[START Material]
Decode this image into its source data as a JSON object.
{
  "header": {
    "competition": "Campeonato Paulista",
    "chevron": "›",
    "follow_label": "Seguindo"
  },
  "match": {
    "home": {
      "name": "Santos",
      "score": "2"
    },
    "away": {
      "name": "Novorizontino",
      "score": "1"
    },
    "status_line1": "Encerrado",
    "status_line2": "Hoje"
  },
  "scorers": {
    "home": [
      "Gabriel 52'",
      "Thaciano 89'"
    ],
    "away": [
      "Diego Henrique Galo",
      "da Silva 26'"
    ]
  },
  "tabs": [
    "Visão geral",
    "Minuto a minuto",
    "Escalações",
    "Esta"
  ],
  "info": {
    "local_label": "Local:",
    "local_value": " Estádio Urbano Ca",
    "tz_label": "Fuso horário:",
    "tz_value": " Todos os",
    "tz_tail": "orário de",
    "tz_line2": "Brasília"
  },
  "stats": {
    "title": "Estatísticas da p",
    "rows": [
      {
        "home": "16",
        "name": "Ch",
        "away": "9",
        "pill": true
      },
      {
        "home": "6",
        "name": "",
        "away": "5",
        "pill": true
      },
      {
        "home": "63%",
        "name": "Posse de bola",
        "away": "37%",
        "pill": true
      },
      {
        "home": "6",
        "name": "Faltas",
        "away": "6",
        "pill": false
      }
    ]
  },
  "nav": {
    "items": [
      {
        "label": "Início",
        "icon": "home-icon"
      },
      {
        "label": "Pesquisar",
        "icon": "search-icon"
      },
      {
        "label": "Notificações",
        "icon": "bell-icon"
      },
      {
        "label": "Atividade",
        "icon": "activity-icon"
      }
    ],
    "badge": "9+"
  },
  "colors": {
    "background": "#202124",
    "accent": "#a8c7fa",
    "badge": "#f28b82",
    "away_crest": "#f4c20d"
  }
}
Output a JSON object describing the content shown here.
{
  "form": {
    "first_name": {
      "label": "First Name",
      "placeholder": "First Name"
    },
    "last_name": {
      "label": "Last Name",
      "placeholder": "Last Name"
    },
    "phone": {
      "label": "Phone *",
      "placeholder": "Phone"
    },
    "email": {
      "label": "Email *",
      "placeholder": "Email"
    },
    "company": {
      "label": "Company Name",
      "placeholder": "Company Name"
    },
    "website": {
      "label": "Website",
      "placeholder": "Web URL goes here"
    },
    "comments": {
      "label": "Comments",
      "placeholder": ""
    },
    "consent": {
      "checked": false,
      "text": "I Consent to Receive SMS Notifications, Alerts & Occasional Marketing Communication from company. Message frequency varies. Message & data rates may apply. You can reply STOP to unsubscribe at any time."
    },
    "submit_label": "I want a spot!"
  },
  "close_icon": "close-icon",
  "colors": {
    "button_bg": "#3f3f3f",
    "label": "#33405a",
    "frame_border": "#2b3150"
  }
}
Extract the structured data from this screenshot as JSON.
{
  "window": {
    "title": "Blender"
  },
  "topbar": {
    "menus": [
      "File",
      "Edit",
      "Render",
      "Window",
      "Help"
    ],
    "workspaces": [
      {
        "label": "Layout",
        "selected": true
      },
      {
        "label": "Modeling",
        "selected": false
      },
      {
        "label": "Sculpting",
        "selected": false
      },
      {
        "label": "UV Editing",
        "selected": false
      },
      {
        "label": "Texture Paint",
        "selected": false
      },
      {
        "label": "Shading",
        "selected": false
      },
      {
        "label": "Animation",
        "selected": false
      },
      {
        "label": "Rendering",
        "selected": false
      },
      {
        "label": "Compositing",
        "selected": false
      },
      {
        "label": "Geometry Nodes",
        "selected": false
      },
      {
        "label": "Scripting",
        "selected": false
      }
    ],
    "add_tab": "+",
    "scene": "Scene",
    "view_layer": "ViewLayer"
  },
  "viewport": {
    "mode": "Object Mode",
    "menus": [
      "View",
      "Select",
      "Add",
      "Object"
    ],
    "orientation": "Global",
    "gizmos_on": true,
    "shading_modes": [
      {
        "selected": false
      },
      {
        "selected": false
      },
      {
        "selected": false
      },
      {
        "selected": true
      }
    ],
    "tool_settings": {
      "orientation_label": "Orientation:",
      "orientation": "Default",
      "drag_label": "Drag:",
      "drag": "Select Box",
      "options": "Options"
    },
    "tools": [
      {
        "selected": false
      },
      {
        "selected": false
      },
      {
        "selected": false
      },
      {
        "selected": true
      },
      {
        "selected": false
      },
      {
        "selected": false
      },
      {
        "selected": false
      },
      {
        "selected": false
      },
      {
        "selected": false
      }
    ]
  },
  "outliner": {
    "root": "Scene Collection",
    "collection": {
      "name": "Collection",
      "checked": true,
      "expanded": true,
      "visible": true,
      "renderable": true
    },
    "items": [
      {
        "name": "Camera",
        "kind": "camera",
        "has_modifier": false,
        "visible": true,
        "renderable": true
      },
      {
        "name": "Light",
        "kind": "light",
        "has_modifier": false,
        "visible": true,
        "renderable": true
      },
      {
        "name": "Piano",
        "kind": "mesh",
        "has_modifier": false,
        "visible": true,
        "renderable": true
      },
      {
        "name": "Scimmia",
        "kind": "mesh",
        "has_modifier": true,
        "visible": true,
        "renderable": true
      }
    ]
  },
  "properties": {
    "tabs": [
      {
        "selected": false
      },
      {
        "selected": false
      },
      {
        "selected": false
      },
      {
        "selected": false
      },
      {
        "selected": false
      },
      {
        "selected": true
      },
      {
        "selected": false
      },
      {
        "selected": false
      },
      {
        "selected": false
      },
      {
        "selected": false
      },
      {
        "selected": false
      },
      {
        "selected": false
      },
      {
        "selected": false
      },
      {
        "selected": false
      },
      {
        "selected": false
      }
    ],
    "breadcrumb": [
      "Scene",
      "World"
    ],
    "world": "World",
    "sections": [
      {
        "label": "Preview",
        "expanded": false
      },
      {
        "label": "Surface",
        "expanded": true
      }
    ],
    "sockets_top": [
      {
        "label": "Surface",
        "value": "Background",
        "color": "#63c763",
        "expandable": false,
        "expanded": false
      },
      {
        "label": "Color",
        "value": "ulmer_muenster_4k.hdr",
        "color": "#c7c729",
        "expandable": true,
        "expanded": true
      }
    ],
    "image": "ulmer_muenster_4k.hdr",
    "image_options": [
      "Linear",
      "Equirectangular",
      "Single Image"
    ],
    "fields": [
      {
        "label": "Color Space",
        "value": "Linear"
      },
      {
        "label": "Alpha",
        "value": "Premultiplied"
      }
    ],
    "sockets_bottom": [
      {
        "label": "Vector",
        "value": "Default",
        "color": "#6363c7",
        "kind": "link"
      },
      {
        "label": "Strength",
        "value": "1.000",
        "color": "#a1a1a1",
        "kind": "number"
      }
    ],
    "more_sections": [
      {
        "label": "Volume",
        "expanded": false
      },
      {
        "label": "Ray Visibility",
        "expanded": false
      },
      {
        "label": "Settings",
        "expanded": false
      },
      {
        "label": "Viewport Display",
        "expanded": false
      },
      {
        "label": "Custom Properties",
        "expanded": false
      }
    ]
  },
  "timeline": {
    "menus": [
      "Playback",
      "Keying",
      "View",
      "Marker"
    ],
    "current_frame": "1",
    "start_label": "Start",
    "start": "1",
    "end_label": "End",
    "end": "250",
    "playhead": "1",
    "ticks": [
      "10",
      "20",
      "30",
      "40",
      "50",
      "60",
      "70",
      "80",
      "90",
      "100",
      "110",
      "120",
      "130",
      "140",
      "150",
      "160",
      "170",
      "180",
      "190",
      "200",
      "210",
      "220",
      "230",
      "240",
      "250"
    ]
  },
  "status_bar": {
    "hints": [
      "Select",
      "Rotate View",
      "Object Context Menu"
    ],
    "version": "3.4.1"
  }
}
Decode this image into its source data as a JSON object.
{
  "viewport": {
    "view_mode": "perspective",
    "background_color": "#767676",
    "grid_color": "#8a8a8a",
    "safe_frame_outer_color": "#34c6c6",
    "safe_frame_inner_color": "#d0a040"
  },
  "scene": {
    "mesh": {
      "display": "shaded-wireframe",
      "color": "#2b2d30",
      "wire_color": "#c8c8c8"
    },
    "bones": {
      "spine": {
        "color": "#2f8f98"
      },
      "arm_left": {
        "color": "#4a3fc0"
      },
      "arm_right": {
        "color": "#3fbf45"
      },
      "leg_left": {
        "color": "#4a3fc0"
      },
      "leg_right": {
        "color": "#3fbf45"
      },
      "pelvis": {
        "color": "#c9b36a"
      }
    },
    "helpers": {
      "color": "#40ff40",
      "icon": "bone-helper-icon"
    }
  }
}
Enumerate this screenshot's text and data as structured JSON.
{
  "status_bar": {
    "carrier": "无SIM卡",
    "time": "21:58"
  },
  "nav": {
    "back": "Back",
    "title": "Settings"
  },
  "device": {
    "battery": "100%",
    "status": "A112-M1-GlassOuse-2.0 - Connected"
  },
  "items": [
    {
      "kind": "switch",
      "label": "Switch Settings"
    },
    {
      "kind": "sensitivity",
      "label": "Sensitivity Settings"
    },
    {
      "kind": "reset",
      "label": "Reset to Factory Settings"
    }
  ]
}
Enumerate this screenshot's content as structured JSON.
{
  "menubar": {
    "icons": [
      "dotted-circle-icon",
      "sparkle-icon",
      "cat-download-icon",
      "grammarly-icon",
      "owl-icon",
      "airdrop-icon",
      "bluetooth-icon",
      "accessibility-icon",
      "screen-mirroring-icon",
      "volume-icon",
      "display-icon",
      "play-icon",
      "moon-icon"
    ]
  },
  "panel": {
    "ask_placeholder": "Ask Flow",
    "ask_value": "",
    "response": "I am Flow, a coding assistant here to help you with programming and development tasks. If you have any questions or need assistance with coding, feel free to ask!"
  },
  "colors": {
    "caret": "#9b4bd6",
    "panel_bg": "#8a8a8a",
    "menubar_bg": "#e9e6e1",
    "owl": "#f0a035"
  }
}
[END Material]
Problem description: Repeat word for word the lines running from the line containing "Enumerate this screenshot's content" to the end of the entries above, inclusive.

Output below:
Enumerate this screenshot's content as structured JSON.
{
  "menubar": {
    "icons": [
      "dotted-circle-icon",
      "sparkle-icon",
      "cat-download-icon",
      "grammarly-icon",
      "owl-icon",
      "airdrop-icon",
      "bluetooth-icon",
      "accessibility-icon",
      "screen-mirroring-icon",
      "volume-icon",
      "display-icon",
      "play-icon",
      "moon-icon"
    ]
  },
  "panel": {
    "ask_placeholder": "Ask Flow",
    "ask_value": "",
    "response": "I am Flow, a coding assistant here to help you with programming and development tasks. If you have any questions or need assistance with coding, feel free to ask!"
  },
  "colors": {
    "caret": "#9b4bd6",
    "panel_bg": "#8a8a8a",
    "menubar_bg": "#e9e6e1",
    "owl": "#f0a035"
  }
}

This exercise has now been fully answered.